__DESCRIPTION OF THE TASK__:
Below is some material; set it all down exactly, apart from the pictures.
━━ ENTRIES SUPPLIED ━━
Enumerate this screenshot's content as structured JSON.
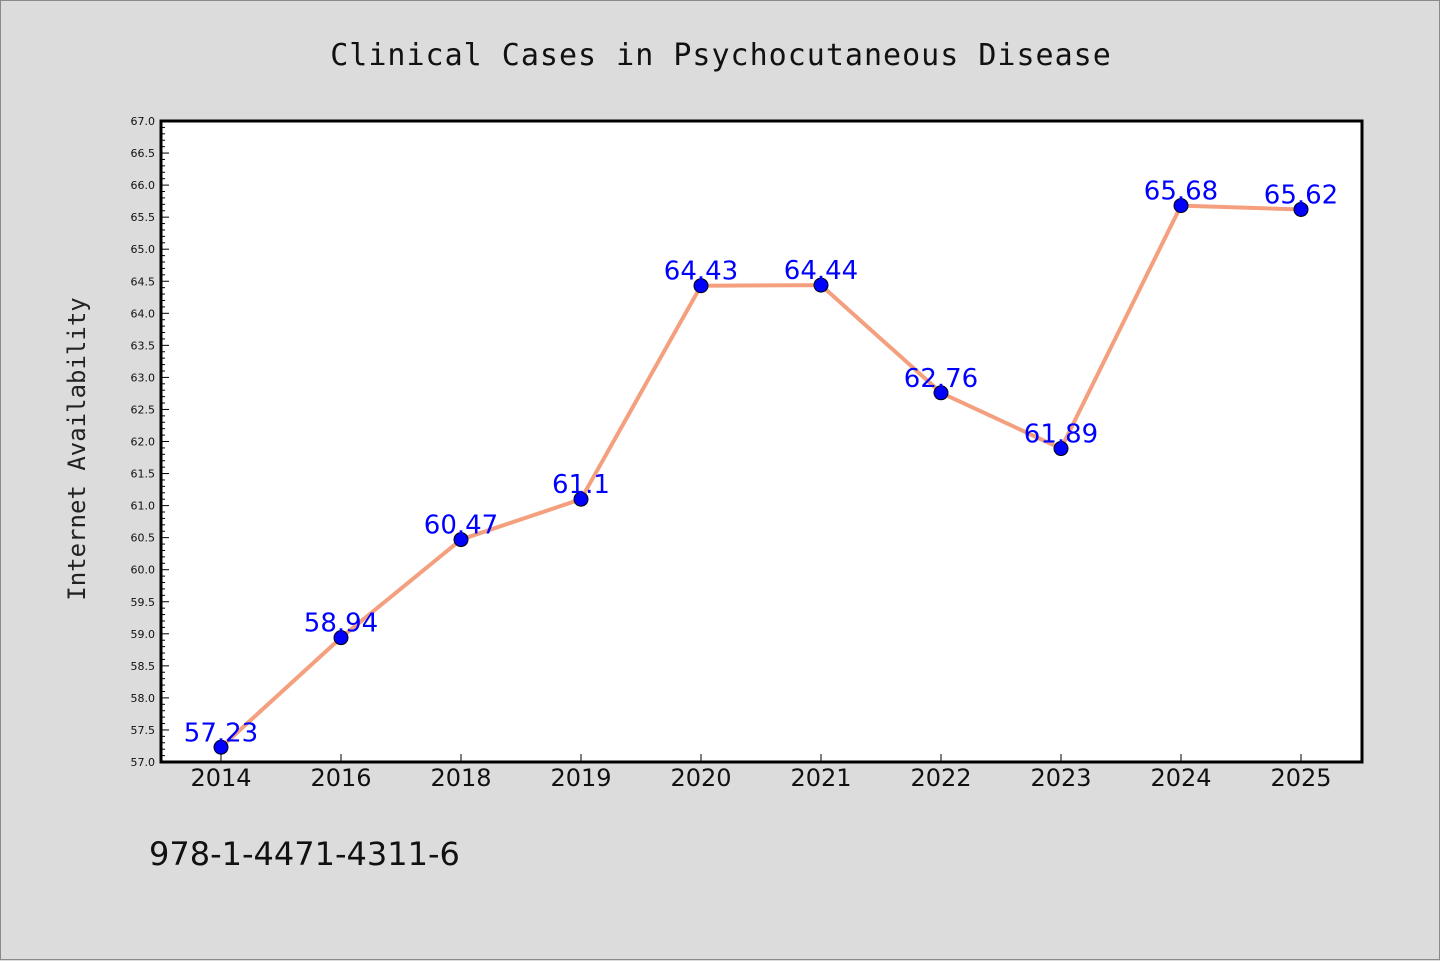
{
  "chart_data": {
    "type": "line",
    "title": "Clinical Cases in Psychocutaneous Disease",
    "xlabel": "",
    "ylabel": "Internet Availability",
    "categories": [
      "2014",
      "2016",
      "2018",
      "2019",
      "2020",
      "2021",
      "2022",
      "2023",
      "2024",
      "2025"
    ],
    "series": [
      {
        "values": [
          57.23,
          58.94,
          60.47,
          61.1,
          64.43,
          64.44,
          62.76,
          61.89,
          65.68,
          65.62
        ],
        "labels": [
          "57.23",
          "58.94",
          "60.47",
          "61.1",
          "64.43",
          "64.44",
          "62.76",
          "61.89",
          "65.68",
          "65.62"
        ],
        "line_color": "#f4a07f",
        "marker_color": "#0000ff"
      }
    ],
    "ylim": [
      57.0,
      67.0
    ],
    "yticks": [
      "57.0",
      "57.5",
      "58.0",
      "58.5",
      "59.0",
      "59.5",
      "60.0",
      "60.5",
      "61.0",
      "61.5",
      "62.0",
      "62.5",
      "63.0",
      "63.5",
      "64.0",
      "64.5",
      "65.0",
      "65.5",
      "66.0",
      "66.5",
      "67.0"
    ],
    "grid": false,
    "legend": "none"
  },
  "footer": {
    "isbn": "978-1-4471-4311-6"
  },
  "colors": {
    "background": "#dcdcdc",
    "plot_area": "#ffffff",
    "label_color": "#0000ff"
  }
}
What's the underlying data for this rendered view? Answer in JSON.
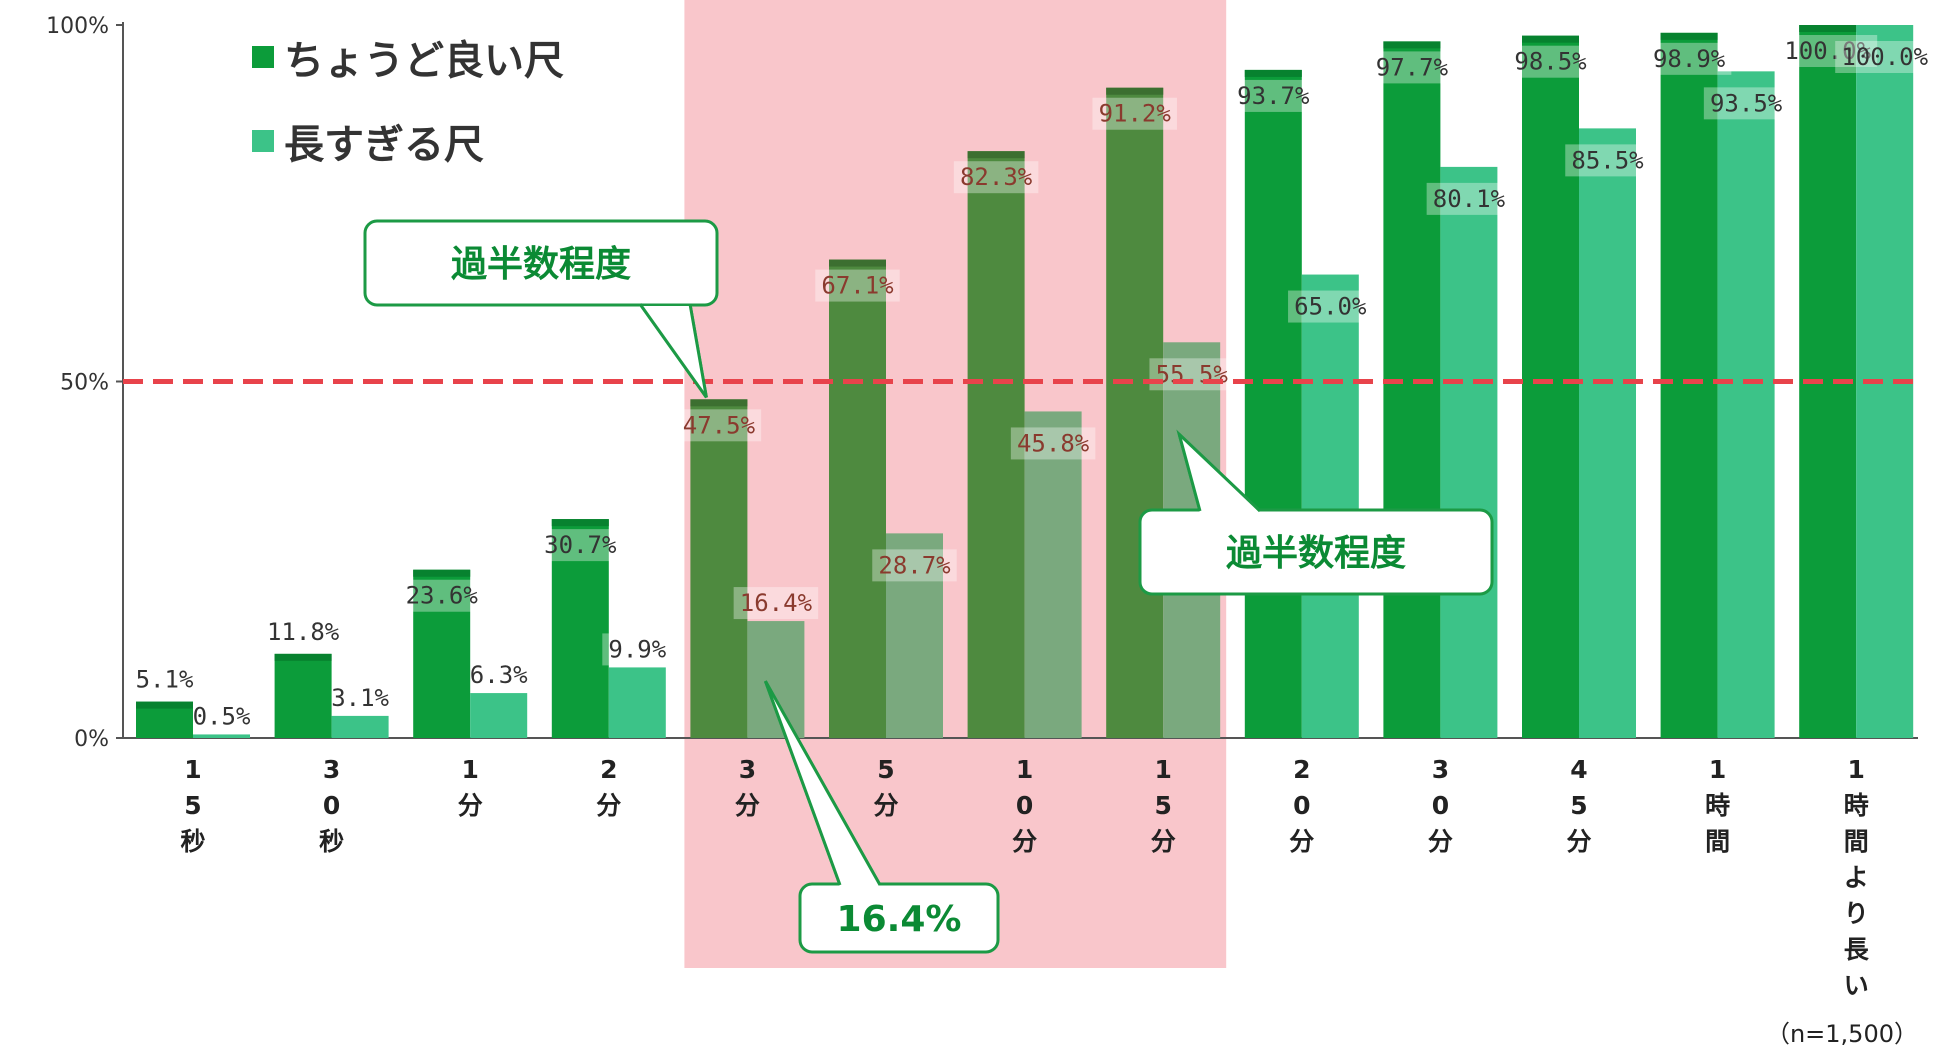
{
  "chart_data": {
    "type": "bar",
    "categories": [
      [
        "1",
        "5",
        "秒"
      ],
      [
        "3",
        "0",
        "秒"
      ],
      [
        "1",
        "分"
      ],
      [
        "2",
        "分"
      ],
      [
        "3",
        "分"
      ],
      [
        "5",
        "分"
      ],
      [
        "1",
        "0",
        "分"
      ],
      [
        "1",
        "5",
        "分"
      ],
      [
        "2",
        "0",
        "分"
      ],
      [
        "3",
        "0",
        "分"
      ],
      [
        "4",
        "5",
        "分"
      ],
      [
        "1",
        "時",
        "間"
      ],
      [
        "1",
        "時",
        "間",
        "よ",
        "り",
        "長",
        "い"
      ]
    ],
    "series": [
      {
        "name": "ちょうど良い尺",
        "values": [
          5.1,
          11.8,
          23.6,
          30.7,
          47.5,
          67.1,
          82.3,
          91.2,
          93.7,
          97.7,
          98.5,
          98.9,
          100.0
        ],
        "labels": [
          "5.1%",
          "11.8%",
          "23.6%",
          "30.7%",
          "47.5%",
          "67.1%",
          "82.3%",
          "91.2%",
          "93.7%",
          "97.7%",
          "98.5%",
          "98.9%",
          "100.0%"
        ],
        "color": "#0c9c3a",
        "shaded_color": "#4e8a3f"
      },
      {
        "name": "長すぎる尺",
        "values": [
          0.5,
          3.1,
          6.3,
          9.9,
          16.4,
          28.7,
          45.8,
          55.5,
          65.0,
          80.1,
          85.5,
          93.5,
          100.0
        ],
        "labels": [
          "0.5%",
          "3.1%",
          "6.3%",
          "9.9%",
          "16.4%",
          "28.7%",
          "45.8%",
          "55.5%",
          "65.0%",
          "80.1%",
          "85.5%",
          "93.5%",
          "100.0%"
        ],
        "color": "#3cc388",
        "shaded_color": "#7aa97e"
      }
    ],
    "ylim": [
      0,
      100
    ],
    "yticks": [
      0,
      50,
      100
    ],
    "ytick_labels": [
      "0%",
      "50%",
      "100%"
    ],
    "reference_line": {
      "value": 50,
      "color": "#e8434b",
      "style": "dashed"
    },
    "highlight_band": {
      "from_index": 4,
      "to_index": 7,
      "color": "#f9c6cb"
    },
    "legend_position": "top-left",
    "annotations": [
      {
        "text": "過半数程度",
        "points_to": "series0-index4"
      },
      {
        "text": "過半数程度",
        "points_to": "series1-index7"
      },
      {
        "text": "16.4%",
        "points_to": "series1-index4"
      }
    ],
    "note": "（n=1,500）"
  }
}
━━━
__FULL RESPONSE__:
Enumerate this screenshot's content as structured JSON.
{
  "chart_data": {
    "type": "line",
    "title": "Clinical Cases in Psychocutaneous Disease",
    "xlabel": "",
    "ylabel": "Internet Availability",
    "categories": [
      "2014",
      "2016",
      "2018",
      "2019",
      "2020",
      "2021",
      "2022",
      "2023",
      "2024",
      "2025"
    ],
    "series": [
      {
        "values": [
          57.23,
          58.94,
          60.47,
          61.1,
          64.43,
          64.44,
          62.76,
          61.89,
          65.68,
          65.62
        ],
        "labels": [
          "57.23",
          "58.94",
          "60.47",
          "61.1",
          "64.43",
          "64.44",
          "62.76",
          "61.89",
          "65.68",
          "65.62"
        ],
        "line_color": "#f4a07f",
        "marker_color": "#0000ff"
      }
    ],
    "ylim": [
      57.0,
      67.0
    ],
    "yticks": [
      "57.0",
      "57.5",
      "58.0",
      "58.5",
      "59.0",
      "59.5",
      "60.0",
      "60.5",
      "61.0",
      "61.5",
      "62.0",
      "62.5",
      "63.0",
      "63.5",
      "64.0",
      "64.5",
      "65.0",
      "65.5",
      "66.0",
      "66.5",
      "67.0"
    ],
    "grid": false,
    "legend": "none"
  },
  "footer": {
    "isbn": "978-1-4471-4311-6"
  },
  "colors": {
    "background": "#dcdcdc",
    "plot_area": "#ffffff",
    "label_color": "#0000ff"
  }
}
What's the underlying data for this rendered view? Answer in JSON.
{
  "chart_data": {
    "type": "bar",
    "categories": [
      [
        "1",
        "5",
        "秒"
      ],
      [
        "3",
        "0",
        "秒"
      ],
      [
        "1",
        "分"
      ],
      [
        "2",
        "分"
      ],
      [
        "3",
        "分"
      ],
      [
        "5",
        "分"
      ],
      [
        "1",
        "0",
        "分"
      ],
      [
        "1",
        "5",
        "分"
      ],
      [
        "2",
        "0",
        "分"
      ],
      [
        "3",
        "0",
        "分"
      ],
      [
        "4",
        "5",
        "分"
      ],
      [
        "1",
        "時",
        "間"
      ],
      [
        "1",
        "時",
        "間",
        "よ",
        "り",
        "長",
        "い"
      ]
    ],
    "series": [
      {
        "name": "ちょうど良い尺",
        "values": [
          5.1,
          11.8,
          23.6,
          30.7,
          47.5,
          67.1,
          82.3,
          91.2,
          93.7,
          97.7,
          98.5,
          98.9,
          100.0
        ],
        "labels": [
          "5.1%",
          "11.8%",
          "23.6%",
          "30.7%",
          "47.5%",
          "67.1%",
          "82.3%",
          "91.2%",
          "93.7%",
          "97.7%",
          "98.5%",
          "98.9%",
          "100.0%"
        ],
        "color": "#0c9c3a",
        "shaded_color": "#4e8a3f"
      },
      {
        "name": "長すぎる尺",
        "values": [
          0.5,
          3.1,
          6.3,
          9.9,
          16.4,
          28.7,
          45.8,
          55.5,
          65.0,
          80.1,
          85.5,
          93.5,
          100.0
        ],
        "labels": [
          "0.5%",
          "3.1%",
          "6.3%",
          "9.9%",
          "16.4%",
          "28.7%",
          "45.8%",
          "55.5%",
          "65.0%",
          "80.1%",
          "85.5%",
          "93.5%",
          "100.0%"
        ],
        "color": "#3cc388",
        "shaded_color": "#7aa97e"
      }
    ],
    "ylim": [
      0,
      100
    ],
    "yticks": [
      0,
      50,
      100
    ],
    "ytick_labels": [
      "0%",
      "50%",
      "100%"
    ],
    "reference_line": {
      "value": 50,
      "color": "#e8434b",
      "style": "dashed"
    },
    "highlight_band": {
      "from_index": 4,
      "to_index": 7,
      "color": "#f9c6cb"
    },
    "legend_position": "top-left",
    "annotations": [
      {
        "text": "過半数程度",
        "points_to": "series0-index4"
      },
      {
        "text": "過半数程度",
        "points_to": "series1-index7"
      },
      {
        "text": "16.4%",
        "points_to": "series1-index4"
      }
    ],
    "note": "（n=1,500）"
  }
}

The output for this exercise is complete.